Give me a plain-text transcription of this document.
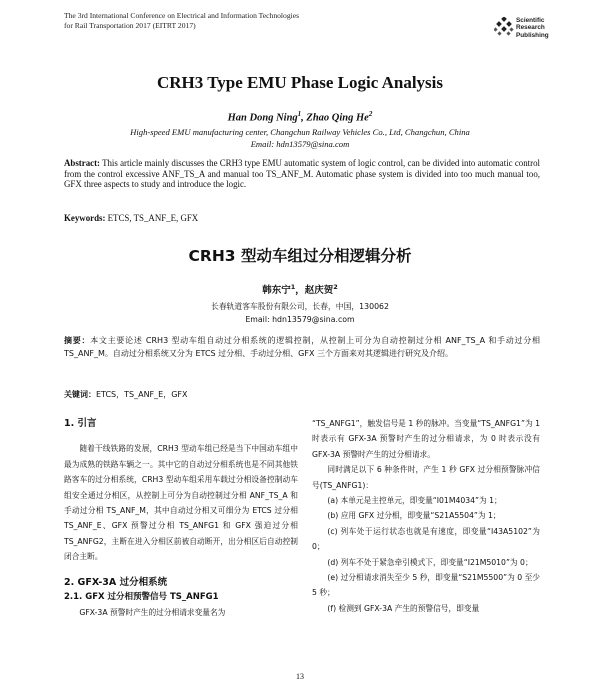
The 3rd International Conference on Electrical and Information Technologies
for Rail Transportation 2017 (EITRT 2017)
Scientific
Research
Publishing
CRH3 Type EMU Phase Logic Analysis
Han Dong Ning$^1$, Zhao Qing He$^2$
High-speed EMU manufacturing center, Changchun Railway Vehicles Co., Ltd, Changchun, China
Email: hdn13579@sina.com
Abstract: This article mainly discusses the CRH3 type EMU automatic system of logic control, can be divided into automatic control from the control excessive ANF_TS_A and manual too TS_ANF_M. Automatic phase system is divided into too much manual too, GFX three aspects to study and introduce the logic.
Keywords: ETCS, TS_ANF_E, GFX
CRH3 型动车组过分相逻辑分析
韩东宁$^1$，赵庆贺$^2$
长春轨道客车股份有限公司，长春，中国，130062
Email: hdn13579@sina.com
摘要：本文主要论述 CRH3 型动车组自动过分相系统的逻辑控制，从控制上可分为自动控制过分相 ANF_TS_A 和手动过分相 TS_ANF_M。自动过分相系统又分为 ETCS 过分相、手动过分相、GFX 三个方面来对其逻辑进行研究及介绍。
关键词：ETCS，TS_ANF_E，GFX

1. 引言

随着干线铁路的发展，CRH3 型动车组已经是当下中国动车组中最为成熟的铁路车辆之一。其中它的自动过分相系统也是不同其他铁路客车的过分相系统，CRH3 型动车组采用车载过分相设备控制动车组安全通过分相区，从控制上可分为自动控制过分相 ANF_TS_A 和手动过分相 TS_ANF_M，其中自动过分相又可细分为 ETCS 过分相 TS_ANF_E、GFX 预警过分相 TS_ANFG1 和 GFX 强迫过分相 TS_ANFG2，主断在进入分相区前被自动断开，出分相区后自动控制闭合主断。

2. GFX-3A 过分相系统

2.1. GFX 过分相预警信号 TS_ANFG1

GFX-3A 预警时产生的过分相请求变量名为

“TS_ANFG1”，触发信号是 1 秒的脉冲。当变量“TS_ANFG1”为 1 时表示有 GFX-3A 预警时产生的过分相请求，为 0 时表示没有 GFX-3A 预警时产生的过分相请求。

同时满足以下 6 种条件时，产生 1 秒 GFX 过分相预警脉冲信号(TS_ANFG1)：

(a) 本单元是主控单元，即变量“I01M4034”为 1；

(b) 应用 GFX 过分相，即变量“S21A5504”为 1；

(c) 列车处于运行状态也就是有速度，即变量“I43A5102”为 0；

(d) 列车不处于紧急牵引模式下，即变量“I21M5010”为 0；

(e) 过分相请求消失至少 5 秒，即变量“S21M5500”为 0 至少 5 秒；

(f) 检测到 GFX-3A 产生的预警信号，即变量

13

-*-

Exercise task
Output the full set of records above without changing a word, and drop the images.

Solved exercise
Give me a plain-text transcription of this document.
The 3rd International Conference on Electrical and Information Technologies
for Rail Transportation 2017 (EITRT 2017)
Scientific
Research
Publishing
CRH3 Type EMU Phase Logic Analysis
Han Dong Ning$^1$, Zhao Qing He$^2$
High-speed EMU manufacturing center, Changchun Railway Vehicles Co., Ltd, Changchun, China
Email: hdn13579@sina.com
Abstract: This article mainly discusses the CRH3 type EMU automatic system of logic control, can be divided into automatic control from the control excessive ANF_TS_A and manual too TS_ANF_M. Automatic phase system is divided into too much manual too, GFX three aspects to study and introduce the logic.
Keywords: ETCS, TS_ANF_E, GFX
CRH3 型动车组过分相逻辑分析
韩东宁$^1$，赵庆贺$^2$
长春轨道客车股份有限公司，长春，中国，130062
Email: hdn13579@sina.com
摘要：本文主要论述 CRH3 型动车组自动过分相系统的逻辑控制，从控制上可分为自动控制过分相 ANF_TS_A 和手动过分相 TS_ANF_M。自动过分相系统又分为 ETCS 过分相、手动过分相、GFX 三个方面来对其逻辑进行研究及介绍。
关键词：ETCS，TS_ANF_E，GFX

1. 引言

随着干线铁路的发展，CRH3 型动车组已经是当下中国动车组中最为成熟的铁路车辆之一。其中它的自动过分相系统也是不同其他铁路客车的过分相系统，CRH3 型动车组采用车载过分相设备控制动车组安全通过分相区，从控制上可分为自动控制过分相 ANF_TS_A 和手动过分相 TS_ANF_M，其中自动过分相又可细分为 ETCS 过分相 TS_ANF_E、GFX 预警过分相 TS_ANFG1 和 GFX 强迫过分相 TS_ANFG2，主断在进入分相区前被自动断开，出分相区后自动控制闭合主断。

2. GFX-3A 过分相系统

2.1. GFX 过分相预警信号 TS_ANFG1

GFX-3A 预警时产生的过分相请求变量名为

“TS_ANFG1”，触发信号是 1 秒的脉冲。当变量“TS_ANFG1”为 1 时表示有 GFX-3A 预警时产生的过分相请求，为 0 时表示没有 GFX-3A 预警时产生的过分相请求。

同时满足以下 6 种条件时，产生 1 秒 GFX 过分相预警脉冲信号(TS_ANFG1)：

(a) 本单元是主控单元，即变量“I01M4034”为 1；

(b) 应用 GFX 过分相，即变量“S21A5504”为 1；

(c) 列车处于运行状态也就是有速度，即变量“I43A5102”为 0；

(d) 列车不处于紧急牵引模式下，即变量“I21M5010”为 0；

(e) 过分相请求消失至少 5 秒，即变量“S21M5500”为 0 至少 5 秒；

(f) 检测到 GFX-3A 产生的预警信号，即变量

13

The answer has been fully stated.